GIVEN EXERCISE
Pick out each line containing the string "user" and copy it.

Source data
++++++++++++++++++++

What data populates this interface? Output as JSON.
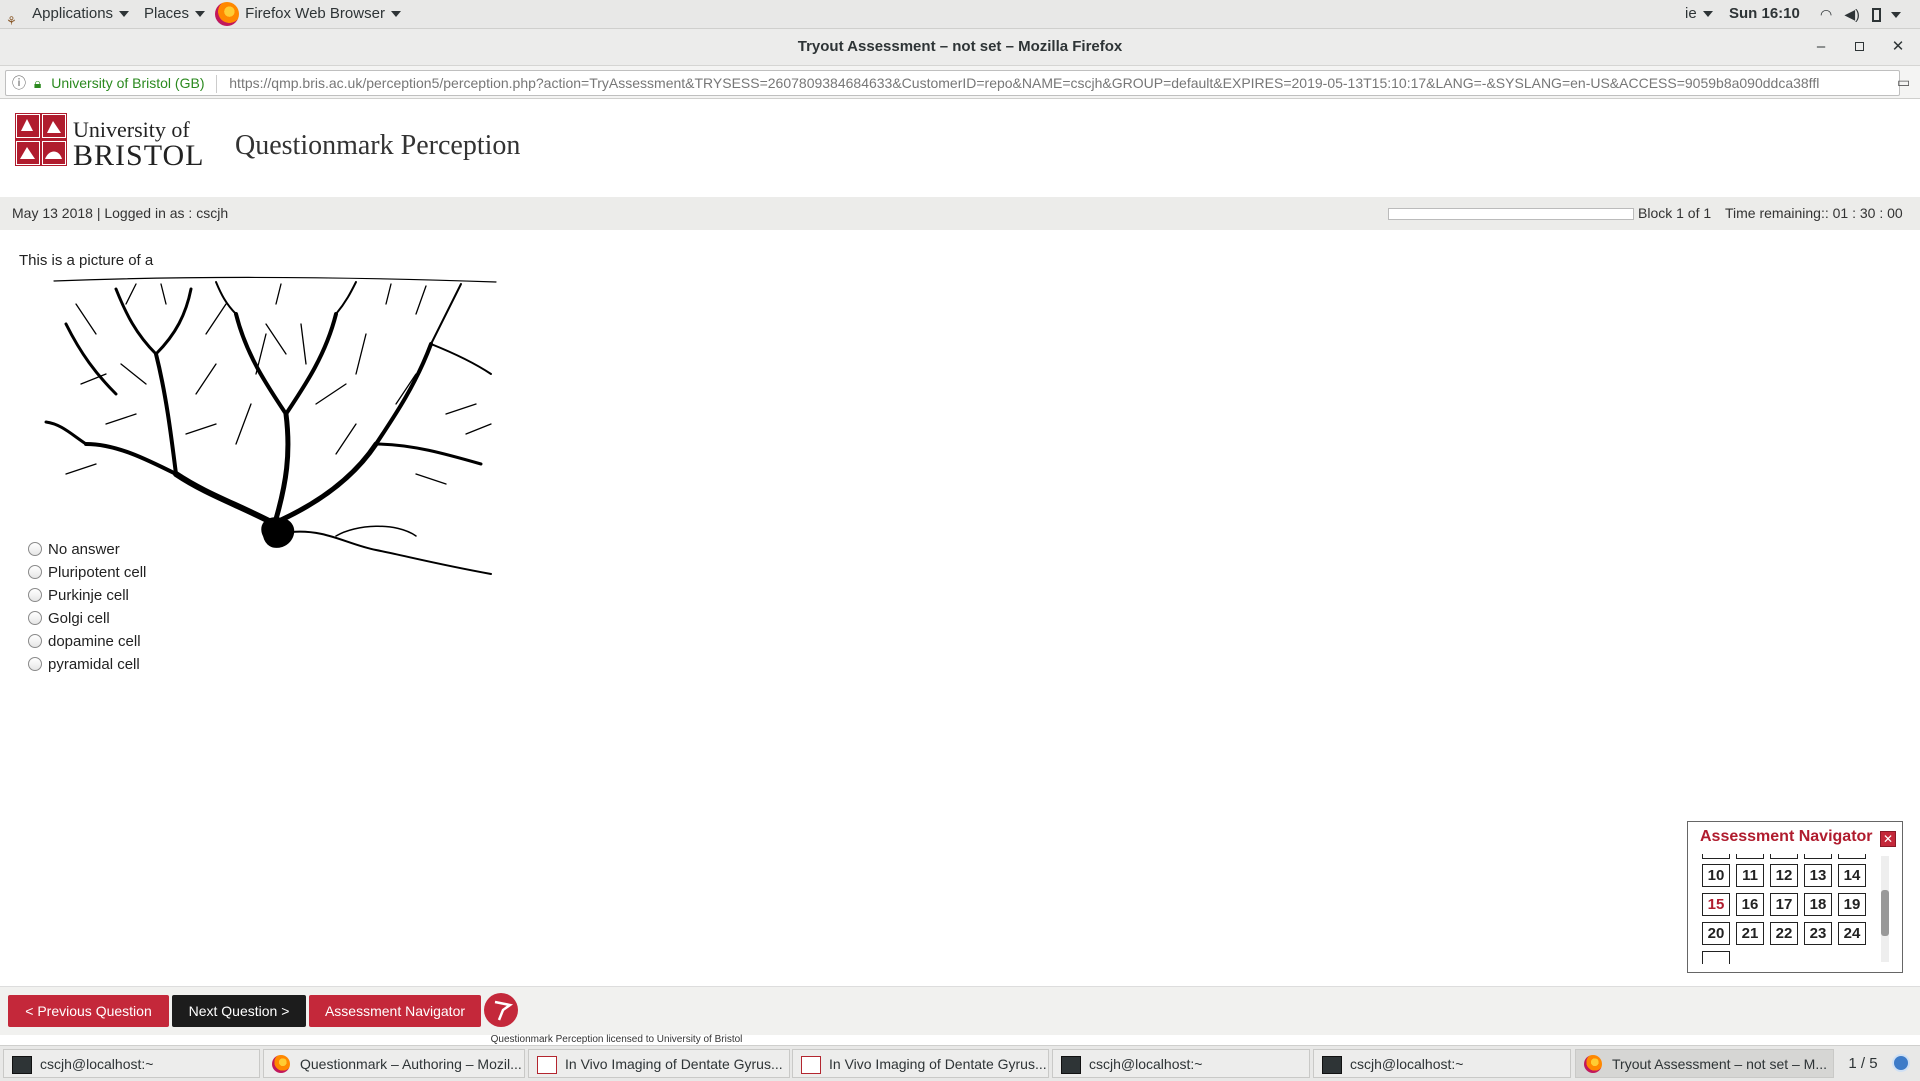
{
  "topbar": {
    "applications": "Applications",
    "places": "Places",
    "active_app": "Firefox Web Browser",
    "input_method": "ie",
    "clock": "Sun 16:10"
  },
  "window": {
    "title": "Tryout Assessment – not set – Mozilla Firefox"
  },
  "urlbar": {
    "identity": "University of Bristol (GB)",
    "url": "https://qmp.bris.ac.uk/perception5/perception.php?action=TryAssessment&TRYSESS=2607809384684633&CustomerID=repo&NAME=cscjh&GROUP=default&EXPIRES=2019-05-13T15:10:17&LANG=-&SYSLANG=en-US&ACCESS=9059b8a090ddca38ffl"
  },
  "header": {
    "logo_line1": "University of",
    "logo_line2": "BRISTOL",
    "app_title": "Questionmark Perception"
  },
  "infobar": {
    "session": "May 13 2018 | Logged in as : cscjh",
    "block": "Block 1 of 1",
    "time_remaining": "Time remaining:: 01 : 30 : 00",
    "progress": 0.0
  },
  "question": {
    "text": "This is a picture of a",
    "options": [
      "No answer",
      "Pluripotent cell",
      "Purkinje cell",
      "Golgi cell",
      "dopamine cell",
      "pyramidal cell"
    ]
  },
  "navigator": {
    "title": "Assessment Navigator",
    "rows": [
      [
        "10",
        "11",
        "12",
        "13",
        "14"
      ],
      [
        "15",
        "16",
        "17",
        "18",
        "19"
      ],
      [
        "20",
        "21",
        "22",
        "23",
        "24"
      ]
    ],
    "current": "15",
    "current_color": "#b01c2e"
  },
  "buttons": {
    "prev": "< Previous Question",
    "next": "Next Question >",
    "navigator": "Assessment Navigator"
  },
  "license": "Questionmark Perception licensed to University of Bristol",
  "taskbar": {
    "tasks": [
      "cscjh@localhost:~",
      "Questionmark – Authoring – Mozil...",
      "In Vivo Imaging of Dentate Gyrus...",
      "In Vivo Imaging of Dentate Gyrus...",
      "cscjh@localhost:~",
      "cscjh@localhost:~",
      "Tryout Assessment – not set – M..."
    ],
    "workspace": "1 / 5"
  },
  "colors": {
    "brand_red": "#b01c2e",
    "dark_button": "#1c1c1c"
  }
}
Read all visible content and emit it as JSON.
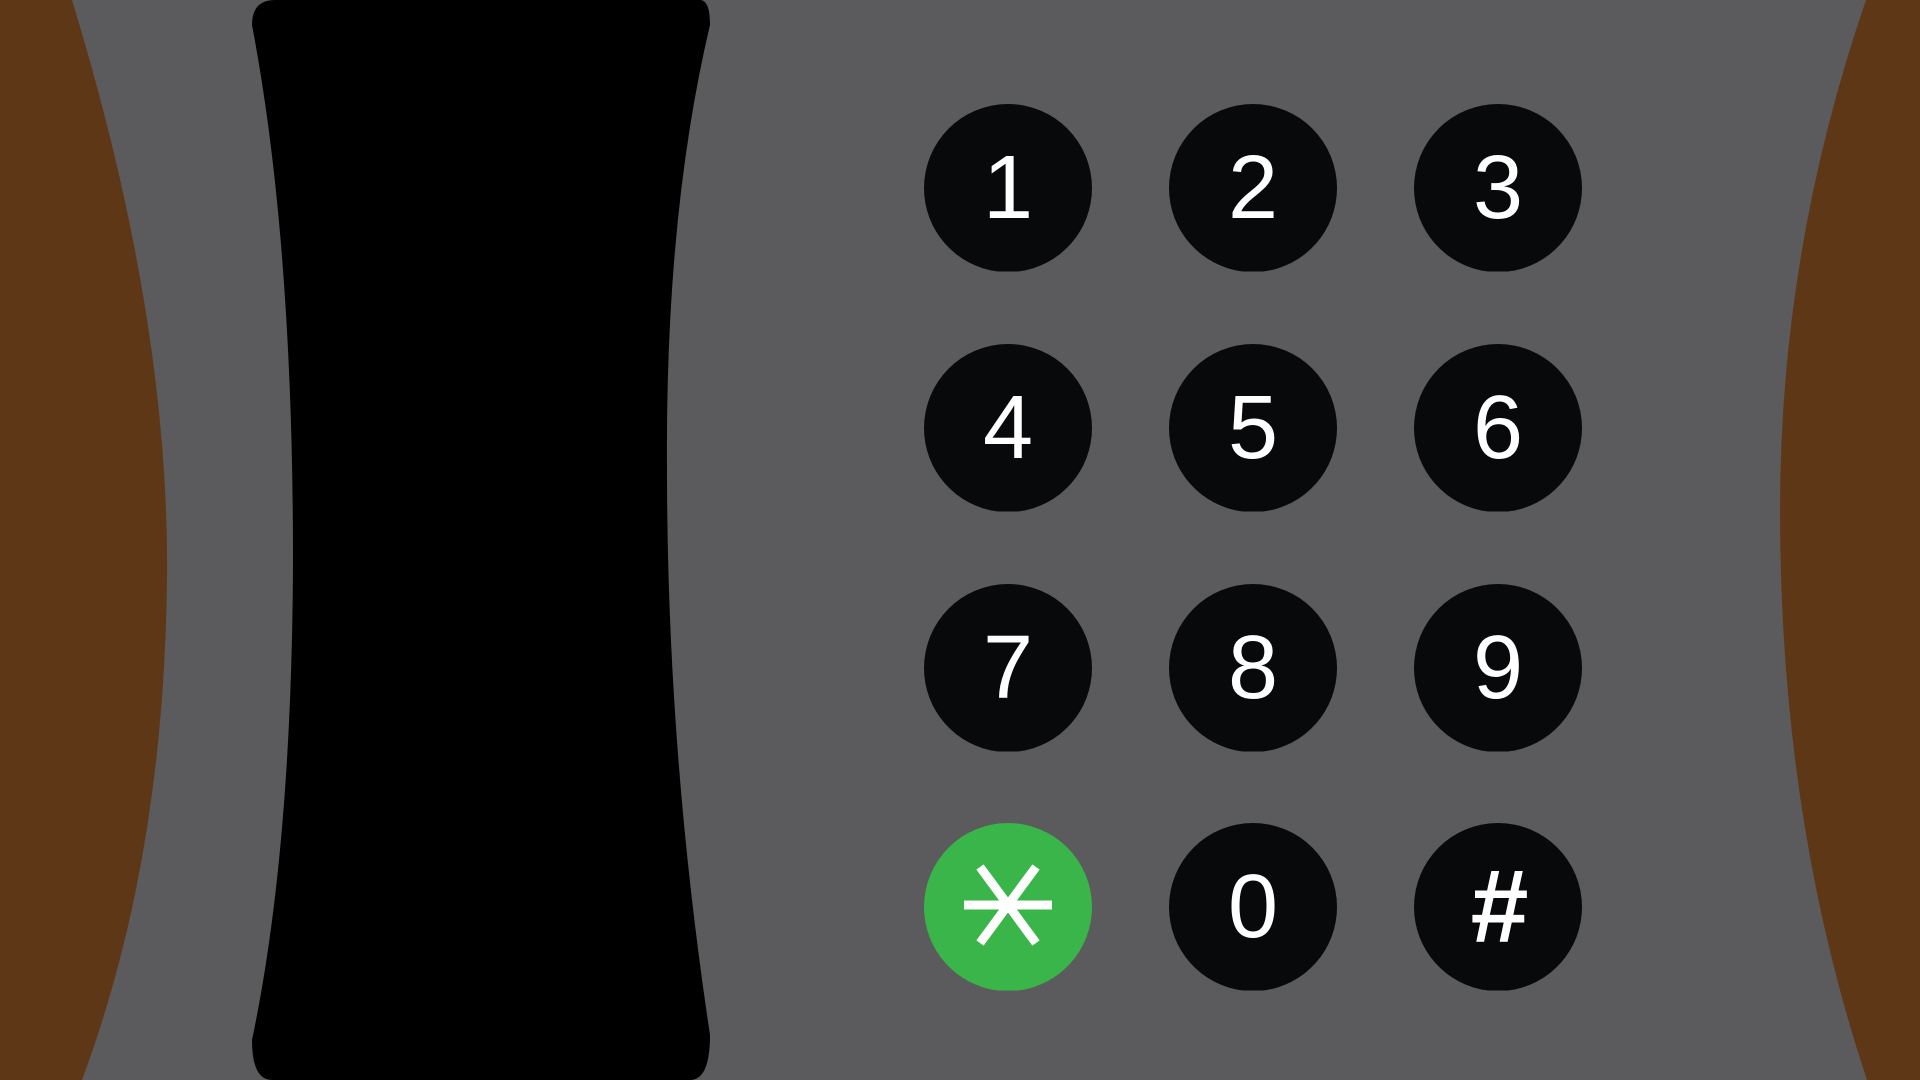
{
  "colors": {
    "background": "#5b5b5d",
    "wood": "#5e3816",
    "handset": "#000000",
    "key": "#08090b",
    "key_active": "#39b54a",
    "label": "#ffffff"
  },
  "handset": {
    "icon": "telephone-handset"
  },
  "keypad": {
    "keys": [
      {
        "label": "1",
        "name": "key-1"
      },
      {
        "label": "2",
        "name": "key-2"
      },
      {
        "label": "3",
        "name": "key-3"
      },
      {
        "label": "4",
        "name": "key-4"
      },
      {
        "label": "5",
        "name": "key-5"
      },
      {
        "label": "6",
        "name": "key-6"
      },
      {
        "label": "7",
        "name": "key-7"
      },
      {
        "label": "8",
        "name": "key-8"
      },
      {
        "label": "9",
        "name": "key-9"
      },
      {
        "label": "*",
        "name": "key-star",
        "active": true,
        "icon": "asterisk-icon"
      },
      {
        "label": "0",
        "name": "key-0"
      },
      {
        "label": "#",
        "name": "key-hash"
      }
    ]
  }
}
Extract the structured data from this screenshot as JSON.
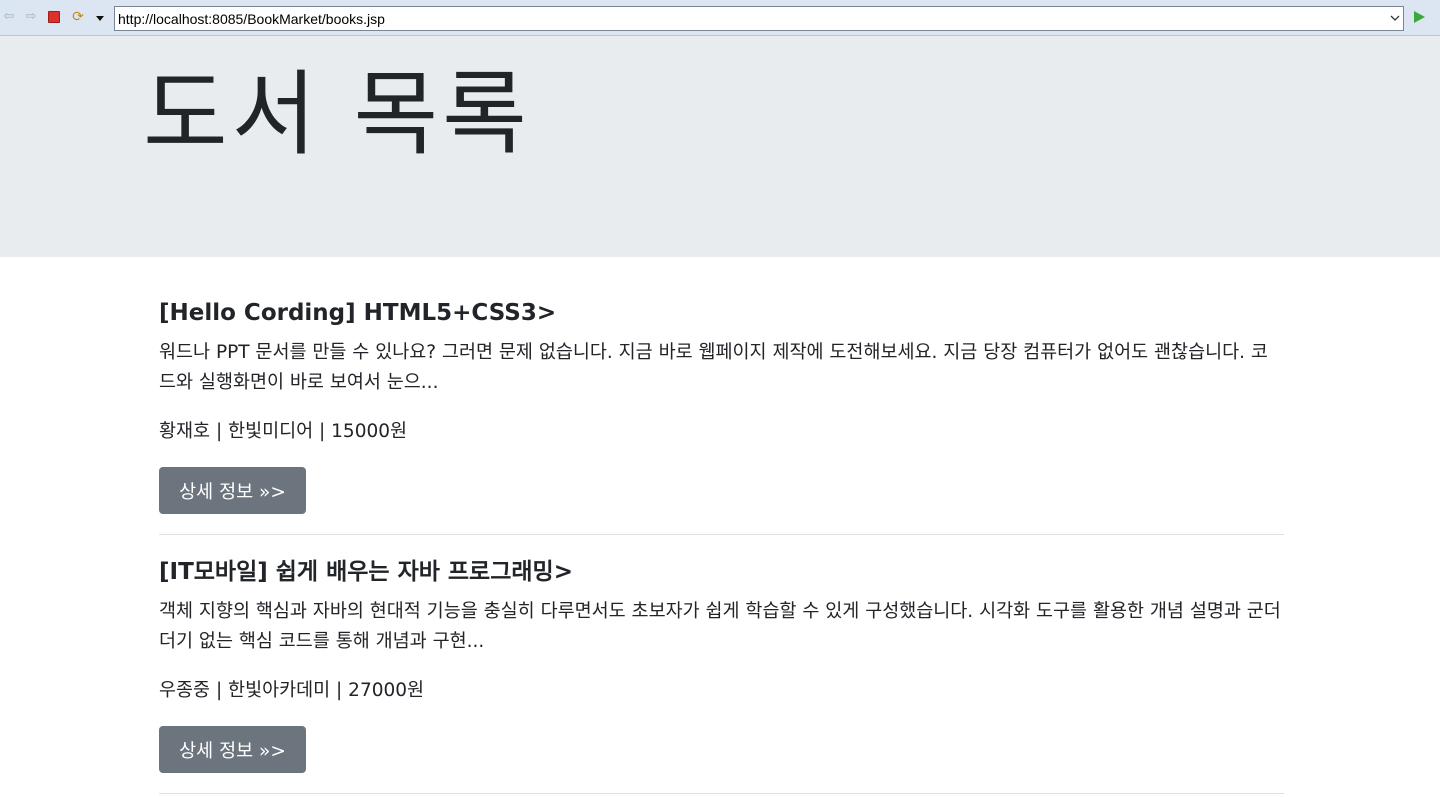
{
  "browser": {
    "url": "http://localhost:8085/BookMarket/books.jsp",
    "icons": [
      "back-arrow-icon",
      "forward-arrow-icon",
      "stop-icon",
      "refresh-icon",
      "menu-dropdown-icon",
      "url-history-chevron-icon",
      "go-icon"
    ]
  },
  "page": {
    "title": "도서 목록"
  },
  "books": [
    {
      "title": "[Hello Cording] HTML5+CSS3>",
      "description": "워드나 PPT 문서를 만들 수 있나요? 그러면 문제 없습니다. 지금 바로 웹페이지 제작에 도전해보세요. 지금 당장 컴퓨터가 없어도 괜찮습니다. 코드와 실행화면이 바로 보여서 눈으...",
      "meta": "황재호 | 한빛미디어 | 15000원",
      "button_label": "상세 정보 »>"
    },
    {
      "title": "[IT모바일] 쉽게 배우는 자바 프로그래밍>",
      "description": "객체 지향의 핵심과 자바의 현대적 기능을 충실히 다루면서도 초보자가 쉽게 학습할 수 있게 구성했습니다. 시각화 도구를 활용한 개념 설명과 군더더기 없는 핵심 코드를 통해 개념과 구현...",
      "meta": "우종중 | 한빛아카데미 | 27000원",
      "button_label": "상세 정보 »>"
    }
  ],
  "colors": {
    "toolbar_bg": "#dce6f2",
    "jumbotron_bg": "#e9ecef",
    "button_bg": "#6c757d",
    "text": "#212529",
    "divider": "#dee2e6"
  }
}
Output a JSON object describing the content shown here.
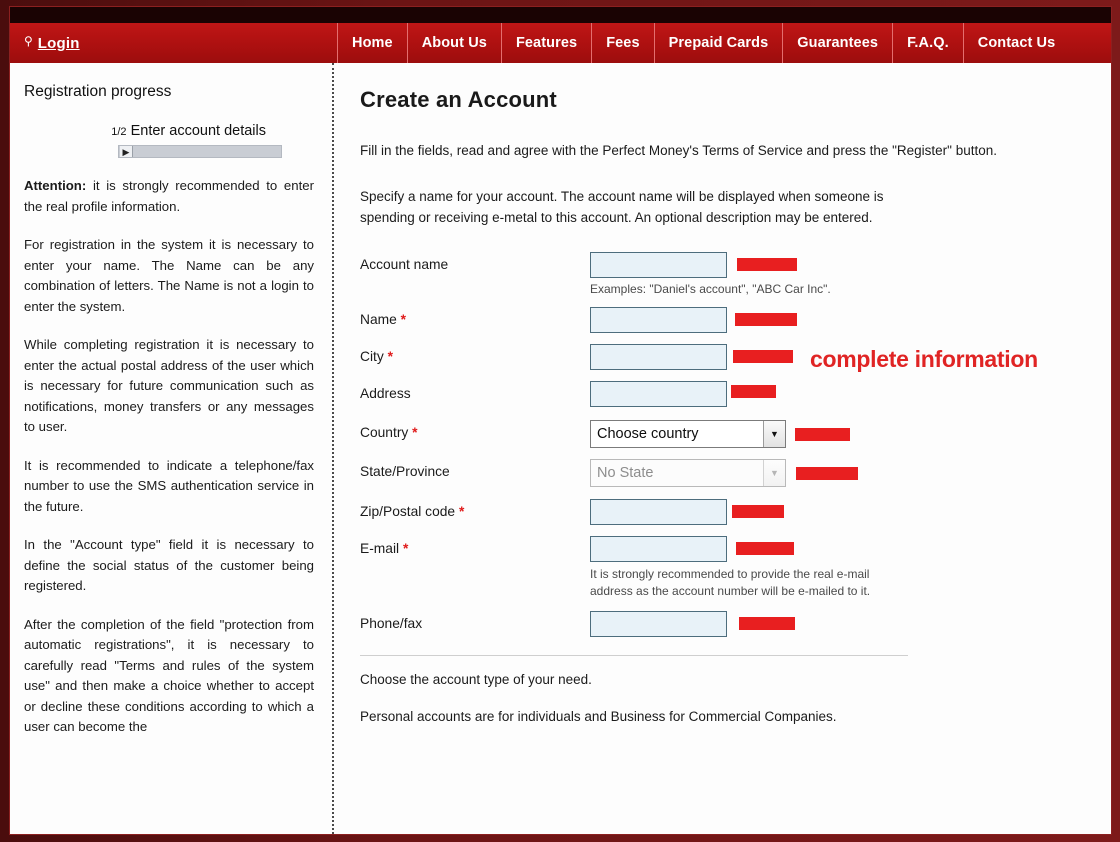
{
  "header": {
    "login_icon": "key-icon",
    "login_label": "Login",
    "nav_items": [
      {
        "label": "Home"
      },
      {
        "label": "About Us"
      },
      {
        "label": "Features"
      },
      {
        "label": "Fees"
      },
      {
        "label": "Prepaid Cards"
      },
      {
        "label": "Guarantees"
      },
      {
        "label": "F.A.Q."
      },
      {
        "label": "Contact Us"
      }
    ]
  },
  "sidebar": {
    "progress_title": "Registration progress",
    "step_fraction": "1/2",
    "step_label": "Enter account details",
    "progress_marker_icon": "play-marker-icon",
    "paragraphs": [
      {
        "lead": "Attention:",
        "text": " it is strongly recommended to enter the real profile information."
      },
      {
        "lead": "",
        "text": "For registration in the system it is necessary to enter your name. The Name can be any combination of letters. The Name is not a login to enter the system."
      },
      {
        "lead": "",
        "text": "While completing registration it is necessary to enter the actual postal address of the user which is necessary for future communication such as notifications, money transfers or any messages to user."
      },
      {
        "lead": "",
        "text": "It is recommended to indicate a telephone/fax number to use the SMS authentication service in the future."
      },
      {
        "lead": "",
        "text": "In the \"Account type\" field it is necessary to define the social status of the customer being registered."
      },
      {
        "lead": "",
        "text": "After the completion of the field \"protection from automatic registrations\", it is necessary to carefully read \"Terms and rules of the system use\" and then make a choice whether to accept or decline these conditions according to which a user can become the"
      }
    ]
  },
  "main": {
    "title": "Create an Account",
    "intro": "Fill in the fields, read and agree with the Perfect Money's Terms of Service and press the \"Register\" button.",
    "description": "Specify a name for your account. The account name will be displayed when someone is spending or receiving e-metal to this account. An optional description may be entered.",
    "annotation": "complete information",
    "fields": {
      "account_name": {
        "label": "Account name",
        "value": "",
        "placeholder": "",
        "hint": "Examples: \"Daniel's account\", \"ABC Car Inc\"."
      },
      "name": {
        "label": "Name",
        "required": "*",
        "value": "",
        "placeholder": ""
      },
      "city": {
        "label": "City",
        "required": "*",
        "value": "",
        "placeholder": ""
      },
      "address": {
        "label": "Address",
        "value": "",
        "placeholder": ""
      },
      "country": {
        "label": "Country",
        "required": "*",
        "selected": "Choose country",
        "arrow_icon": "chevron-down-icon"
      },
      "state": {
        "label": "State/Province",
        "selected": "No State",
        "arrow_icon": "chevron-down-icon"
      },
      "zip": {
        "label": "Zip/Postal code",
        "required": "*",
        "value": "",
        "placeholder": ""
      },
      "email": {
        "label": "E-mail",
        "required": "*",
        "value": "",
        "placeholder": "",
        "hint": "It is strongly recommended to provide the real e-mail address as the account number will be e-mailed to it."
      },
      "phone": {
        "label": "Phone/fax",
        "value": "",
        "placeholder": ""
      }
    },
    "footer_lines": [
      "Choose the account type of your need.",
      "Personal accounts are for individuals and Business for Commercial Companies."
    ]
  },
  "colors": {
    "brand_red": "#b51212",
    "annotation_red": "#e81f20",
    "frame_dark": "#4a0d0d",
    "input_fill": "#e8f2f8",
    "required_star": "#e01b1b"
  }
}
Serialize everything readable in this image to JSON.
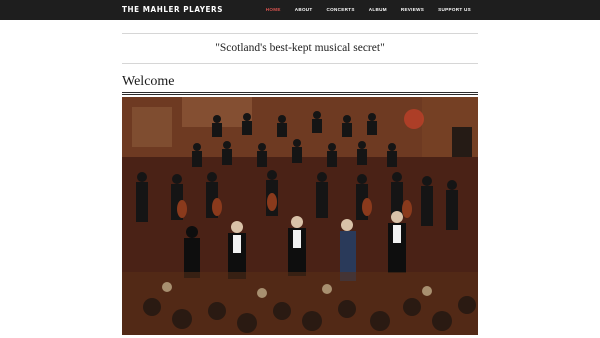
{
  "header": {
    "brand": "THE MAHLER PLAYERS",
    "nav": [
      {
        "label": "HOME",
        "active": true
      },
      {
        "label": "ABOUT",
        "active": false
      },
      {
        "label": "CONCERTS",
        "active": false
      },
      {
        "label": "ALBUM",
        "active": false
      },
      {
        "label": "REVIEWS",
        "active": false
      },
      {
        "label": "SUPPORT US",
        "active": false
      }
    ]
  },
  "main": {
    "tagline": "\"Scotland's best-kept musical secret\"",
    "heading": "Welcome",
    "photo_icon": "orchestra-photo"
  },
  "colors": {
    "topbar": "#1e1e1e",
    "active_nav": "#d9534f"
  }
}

++++++++++++++++++++

ANSWER TO THIS PROBLEM
        "text": "While completing registration it is necessary to enter the actual postal address of the user which is necessary for future communication such as notifications, money transfers or any messages to user."
        "text": "After the completion of the field \"protection from automatic registrations\", it is necessary to carefully read \"Terms and rules of the system use\" and then make a choice whether to accept or decline these conditions according to which a user can become the"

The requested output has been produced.